• AIM: Locate the word "screenshot" in the material, then show every line that holds it.

• DATA IN THIS EXERCISE:
■ ■ ■ ■
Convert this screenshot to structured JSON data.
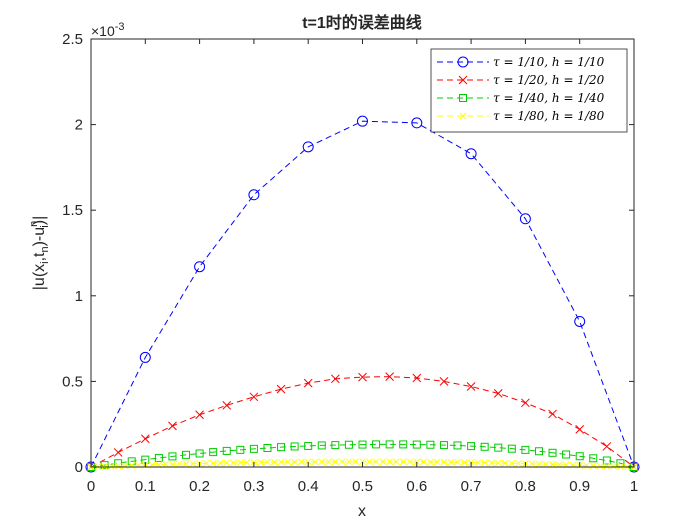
{
  "chart_data": {
    "type": "line",
    "title": "t=1时的误差曲线",
    "xlabel": "x",
    "ylabel": "|u(x_i,t_n)-u_i^n|",
    "ylabel_parts": {
      "a": "|u(x",
      "a_sub": "i",
      "b": ",t",
      "b_sub": "n",
      "c": ")-u",
      "c_sup": "n",
      "c_sub": "i",
      "d": ")|"
    },
    "y_exponent": "-3",
    "y_exponent_prefix": "×10",
    "xlim": [
      0,
      1
    ],
    "ylim": [
      0,
      2.5
    ],
    "xticks": [
      "0",
      "0.1",
      "0.2",
      "0.3",
      "0.4",
      "0.5",
      "0.6",
      "0.7",
      "0.8",
      "0.9",
      "1"
    ],
    "yticks": [
      "0",
      "0.5",
      "1",
      "1.5",
      "2",
      "2.5"
    ],
    "grid": false,
    "legend_position": "top-right",
    "series": [
      {
        "name": "τ = 1/10, h = 1/10",
        "color": "#0000ff",
        "marker": "circle",
        "x": [
          0,
          0.1,
          0.2,
          0.3,
          0.4,
          0.5,
          0.6,
          0.7,
          0.8,
          0.9,
          1.0
        ],
        "y": [
          0,
          0.64,
          1.17,
          1.59,
          1.87,
          2.02,
          2.01,
          1.83,
          1.45,
          0.85,
          0
        ]
      },
      {
        "name": "τ = 1/20, h = 1/20",
        "color": "#ff0000",
        "marker": "x",
        "x": [
          0,
          0.05,
          0.1,
          0.15,
          0.2,
          0.25,
          0.3,
          0.35,
          0.4,
          0.45,
          0.5,
          0.55,
          0.6,
          0.65,
          0.7,
          0.75,
          0.8,
          0.85,
          0.9,
          0.95,
          1.0
        ],
        "y": [
          0,
          0.085,
          0.165,
          0.24,
          0.305,
          0.36,
          0.41,
          0.455,
          0.49,
          0.515,
          0.525,
          0.528,
          0.52,
          0.5,
          0.47,
          0.43,
          0.375,
          0.31,
          0.22,
          0.12,
          0
        ]
      },
      {
        "name": "τ = 1/40, h = 1/40",
        "color": "#00cc00",
        "marker": "square",
        "x": [
          0,
          0.025,
          0.05,
          0.075,
          0.1,
          0.125,
          0.15,
          0.175,
          0.2,
          0.225,
          0.25,
          0.275,
          0.3,
          0.325,
          0.35,
          0.375,
          0.4,
          0.425,
          0.45,
          0.475,
          0.5,
          0.525,
          0.55,
          0.575,
          0.6,
          0.625,
          0.65,
          0.675,
          0.7,
          0.725,
          0.75,
          0.775,
          0.8,
          0.825,
          0.85,
          0.875,
          0.9,
          0.925,
          0.95,
          0.975,
          1.0
        ],
        "y": [
          0,
          0.011,
          0.022,
          0.033,
          0.043,
          0.053,
          0.062,
          0.071,
          0.079,
          0.087,
          0.094,
          0.1,
          0.106,
          0.111,
          0.116,
          0.12,
          0.123,
          0.126,
          0.128,
          0.13,
          0.131,
          0.132,
          0.132,
          0.132,
          0.131,
          0.13,
          0.128,
          0.126,
          0.122,
          0.118,
          0.113,
          0.107,
          0.1,
          0.092,
          0.083,
          0.073,
          0.063,
          0.051,
          0.038,
          0.022,
          0
        ]
      },
      {
        "name": "τ = 1/80, h = 1/80",
        "color": "#ffff00",
        "marker": "x",
        "x": [
          0,
          0.0125,
          0.025,
          0.0375,
          0.05,
          0.0625,
          0.075,
          0.0875,
          0.1,
          0.1125,
          0.125,
          0.1375,
          0.15,
          0.1625,
          0.175,
          0.1875,
          0.2,
          0.2125,
          0.225,
          0.2375,
          0.25,
          0.2625,
          0.275,
          0.2875,
          0.3,
          0.3125,
          0.325,
          0.3375,
          0.35,
          0.3625,
          0.375,
          0.3875,
          0.4,
          0.4125,
          0.425,
          0.4375,
          0.45,
          0.4625,
          0.475,
          0.4875,
          0.5,
          0.5125,
          0.525,
          0.5375,
          0.55,
          0.5625,
          0.575,
          0.5875,
          0.6,
          0.6125,
          0.625,
          0.6375,
          0.65,
          0.6625,
          0.675,
          0.6875,
          0.7,
          0.7125,
          0.725,
          0.7375,
          0.75,
          0.7625,
          0.775,
          0.7875,
          0.8,
          0.8125,
          0.825,
          0.8375,
          0.85,
          0.8625,
          0.875,
          0.8875,
          0.9,
          0.9125,
          0.925,
          0.9375,
          0.95,
          0.9625,
          0.975,
          0.9875,
          1.0
        ],
        "y": [
          0,
          0.0016,
          0.003,
          0.0045,
          0.006,
          0.0074,
          0.0088,
          0.0102,
          0.0115,
          0.0128,
          0.014,
          0.0152,
          0.0164,
          0.0175,
          0.0186,
          0.0196,
          0.0206,
          0.0215,
          0.0224,
          0.0233,
          0.0241,
          0.0248,
          0.0255,
          0.0262,
          0.0268,
          0.0274,
          0.0279,
          0.0284,
          0.0288,
          0.0292,
          0.0296,
          0.0299,
          0.0302,
          0.0304,
          0.0306,
          0.0308,
          0.0309,
          0.031,
          0.031,
          0.031,
          0.031,
          0.031,
          0.031,
          0.0309,
          0.0308,
          0.0307,
          0.0305,
          0.0303,
          0.03,
          0.0297,
          0.0294,
          0.029,
          0.0286,
          0.0281,
          0.0276,
          0.027,
          0.0264,
          0.0258,
          0.0251,
          0.0243,
          0.0235,
          0.0226,
          0.0217,
          0.0207,
          0.0197,
          0.0186,
          0.0175,
          0.0163,
          0.0151,
          0.0138,
          0.0125,
          0.0111,
          0.0097,
          0.0083,
          0.0069,
          0.0055,
          0.0042,
          0.003,
          0.0019,
          0.0009,
          0
        ]
      }
    ]
  }
}
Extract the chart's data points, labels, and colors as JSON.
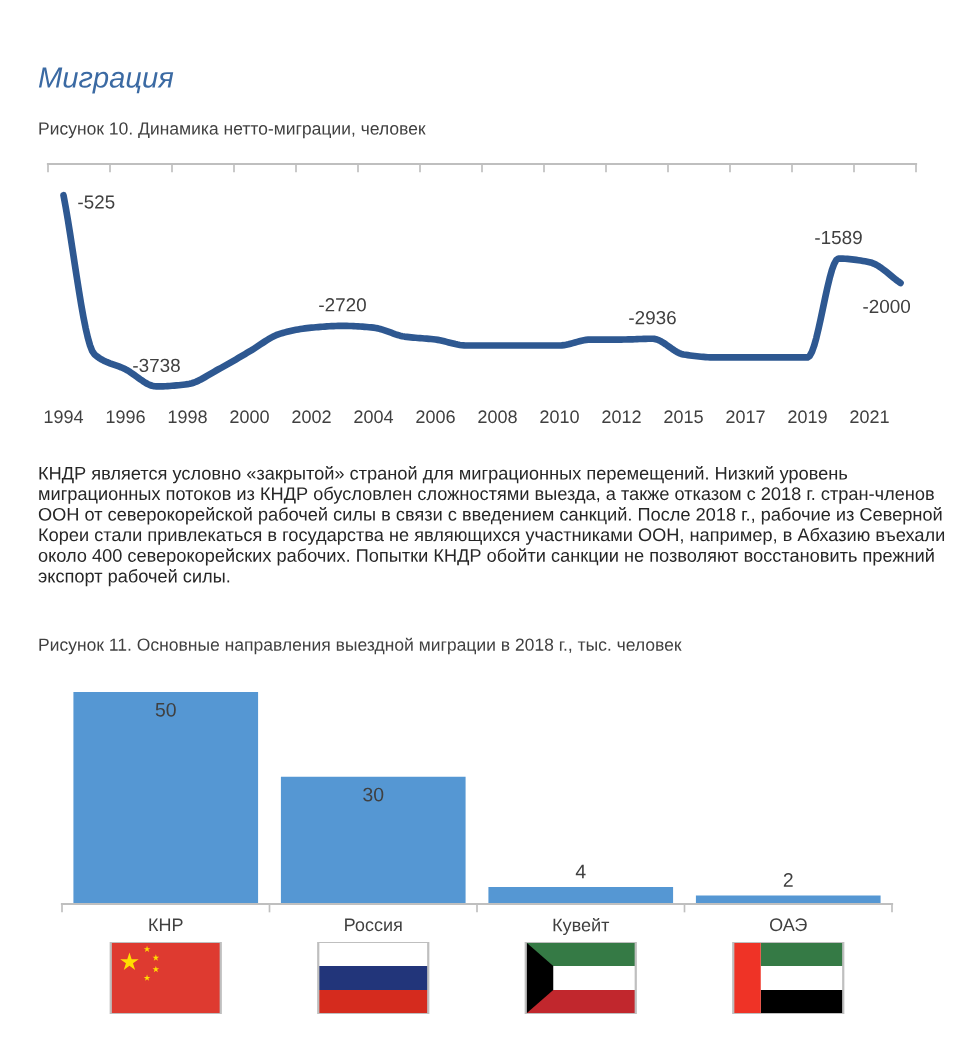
{
  "chart_data": [
    {
      "type": "line",
      "title": "Миграция",
      "subtitle": "Рисунок 10. Динамика нетто-миграции, человек",
      "categories": [
        "1994",
        null,
        "1996",
        null,
        "1998",
        null,
        "2000",
        null,
        "2002",
        null,
        "2004",
        null,
        "2006",
        null,
        "2008",
        null,
        "2010",
        null,
        "2012",
        null,
        "2015",
        null,
        "2017",
        null,
        "2019",
        null,
        "2021",
        null
      ],
      "values": [
        -525,
        -3200,
        -3450,
        -3738,
        -3700,
        -3450,
        -3150,
        -2850,
        -2750,
        -2720,
        -2750,
        -2900,
        -2950,
        -3050,
        -3050,
        -3050,
        -3050,
        -2950,
        -2950,
        -2936,
        -3200,
        -3250,
        -3250,
        -3250,
        -3250,
        -1589,
        -1650,
        -2000
      ],
      "value_labels": [
        "-525",
        null,
        null,
        "-3738",
        null,
        null,
        null,
        null,
        null,
        "-2720",
        null,
        null,
        null,
        null,
        null,
        null,
        null,
        null,
        null,
        "-2936",
        null,
        null,
        null,
        null,
        null,
        "-1589",
        null,
        "-2000"
      ],
      "color": "#2e5891",
      "tick_labels": "x",
      "annotations": [
        "КНДР является условно «закрытой» страной для миграционных перемещений. Низкий уровень миграционных потоков из КНДР обусловлен сложностями выезда, а также отказом с 2018 г. стран-членов ООН от северокорейской рабочей силы в связи с введением санкций. После 2018 г., рабочие из Северной Кореи стали привлекаться в государства не являющихся участниками ООН, например, в Абхазию въехали около 400 северокорейских рабочих. Попытки КНДР обойти санкции не позволяют восстановить прежний экспорт рабочей силы."
      ]
    },
    {
      "type": "bar",
      "title": "Рисунок 11. Основные направления выездной миграции в 2018 г., тыс. человек",
      "categories": [
        "КНР",
        "Россия",
        "Кувейт",
        "ОАЭ"
      ],
      "values": [
        50,
        30,
        4,
        2
      ],
      "color": "#5597d3",
      "data_labels": true,
      "ylim": [
        0,
        50
      ],
      "tick_labels": "x"
    }
  ]
}
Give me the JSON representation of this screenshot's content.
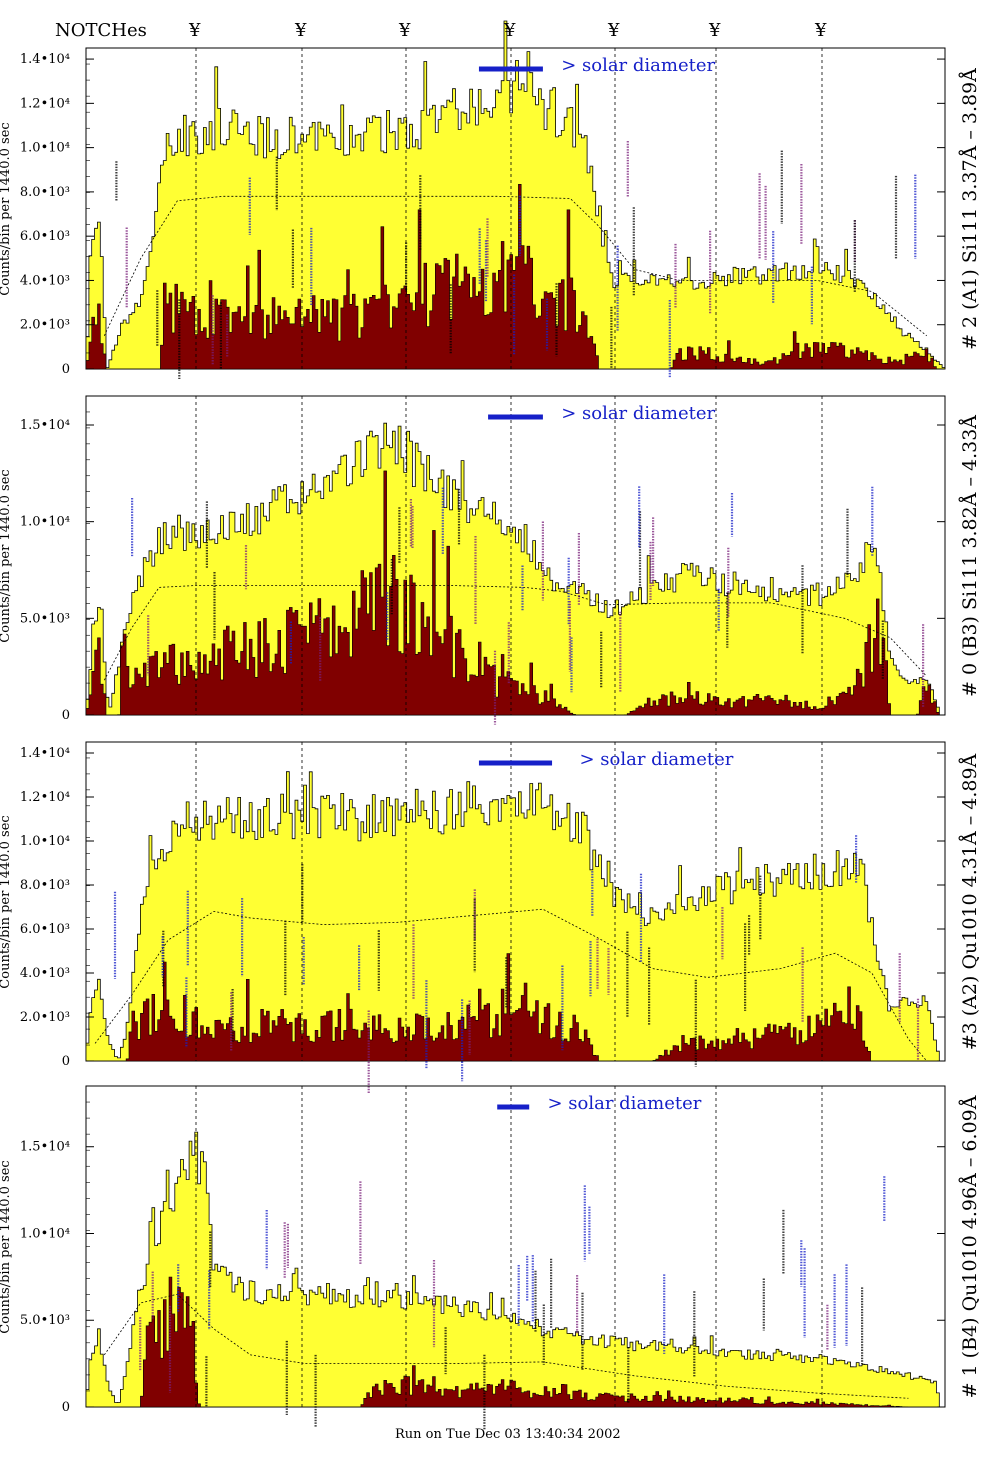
■ ■ ■ ■
• COMPLETED TASK:
Convert this screenshot to structured JSON data.
Give me the JSON representation of this screenshot's content.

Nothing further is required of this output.